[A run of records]
▼

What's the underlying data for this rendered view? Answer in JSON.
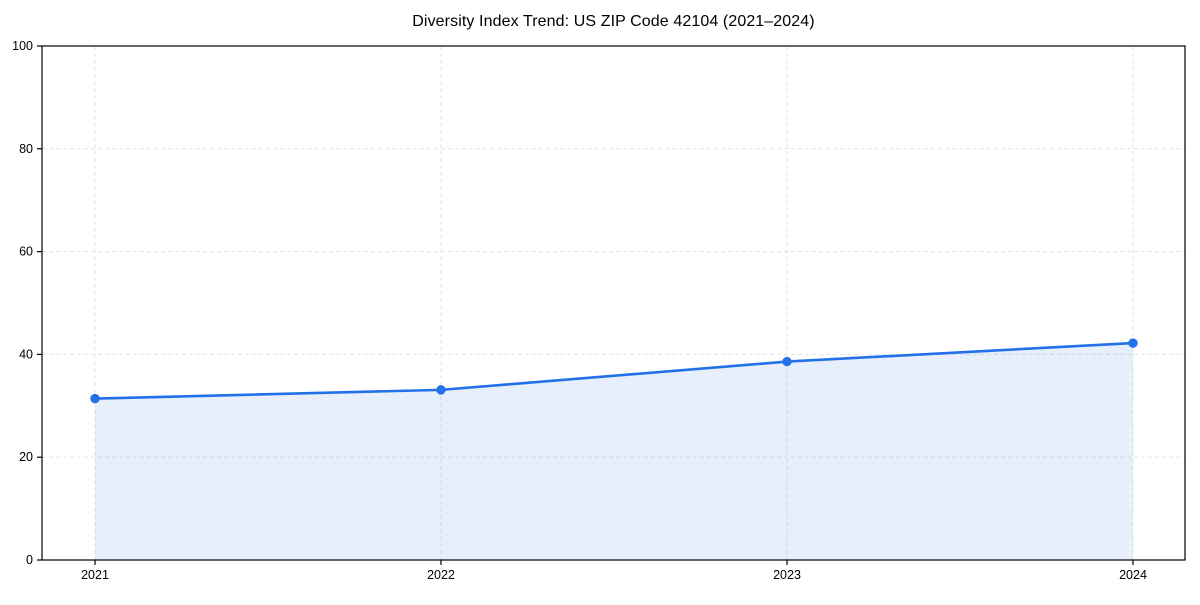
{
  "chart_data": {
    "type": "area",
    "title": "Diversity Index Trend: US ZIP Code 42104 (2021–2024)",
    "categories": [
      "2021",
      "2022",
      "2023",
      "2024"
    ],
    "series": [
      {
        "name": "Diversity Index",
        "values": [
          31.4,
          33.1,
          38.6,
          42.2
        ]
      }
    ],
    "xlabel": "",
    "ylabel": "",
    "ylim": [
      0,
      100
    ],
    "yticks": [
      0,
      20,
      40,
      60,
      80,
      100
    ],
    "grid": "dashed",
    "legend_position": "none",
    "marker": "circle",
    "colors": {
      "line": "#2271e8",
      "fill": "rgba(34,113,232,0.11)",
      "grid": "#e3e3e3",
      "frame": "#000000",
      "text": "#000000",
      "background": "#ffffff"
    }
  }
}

▲
▼

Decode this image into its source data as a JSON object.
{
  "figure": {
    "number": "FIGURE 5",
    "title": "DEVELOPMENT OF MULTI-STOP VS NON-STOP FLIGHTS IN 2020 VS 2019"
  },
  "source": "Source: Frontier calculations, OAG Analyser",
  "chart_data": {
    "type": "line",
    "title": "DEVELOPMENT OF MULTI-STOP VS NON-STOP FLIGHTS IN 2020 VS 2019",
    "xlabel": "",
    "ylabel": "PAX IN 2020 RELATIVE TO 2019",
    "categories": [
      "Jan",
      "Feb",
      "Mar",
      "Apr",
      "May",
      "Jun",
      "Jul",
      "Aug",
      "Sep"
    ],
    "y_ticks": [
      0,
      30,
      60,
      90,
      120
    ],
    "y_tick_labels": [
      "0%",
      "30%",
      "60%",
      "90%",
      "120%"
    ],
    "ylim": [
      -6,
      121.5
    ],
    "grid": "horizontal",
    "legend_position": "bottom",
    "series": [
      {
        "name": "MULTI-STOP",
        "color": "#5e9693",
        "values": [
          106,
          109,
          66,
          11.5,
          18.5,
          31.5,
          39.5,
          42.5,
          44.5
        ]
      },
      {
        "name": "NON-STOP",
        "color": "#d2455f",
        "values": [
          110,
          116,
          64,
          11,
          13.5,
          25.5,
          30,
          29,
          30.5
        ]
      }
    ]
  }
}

▲

Task description
Consider the entries above and return each line with the string "DEVELOPMENT".

Written solution
    "title": "DEVELOPMENT OF MULTI-STOP VS NON-STOP FLIGHTS IN 2020 VS 2019"
    "title": "DEVELOPMENT OF MULTI-STOP VS NON-STOP FLIGHTS IN 2020 VS 2019",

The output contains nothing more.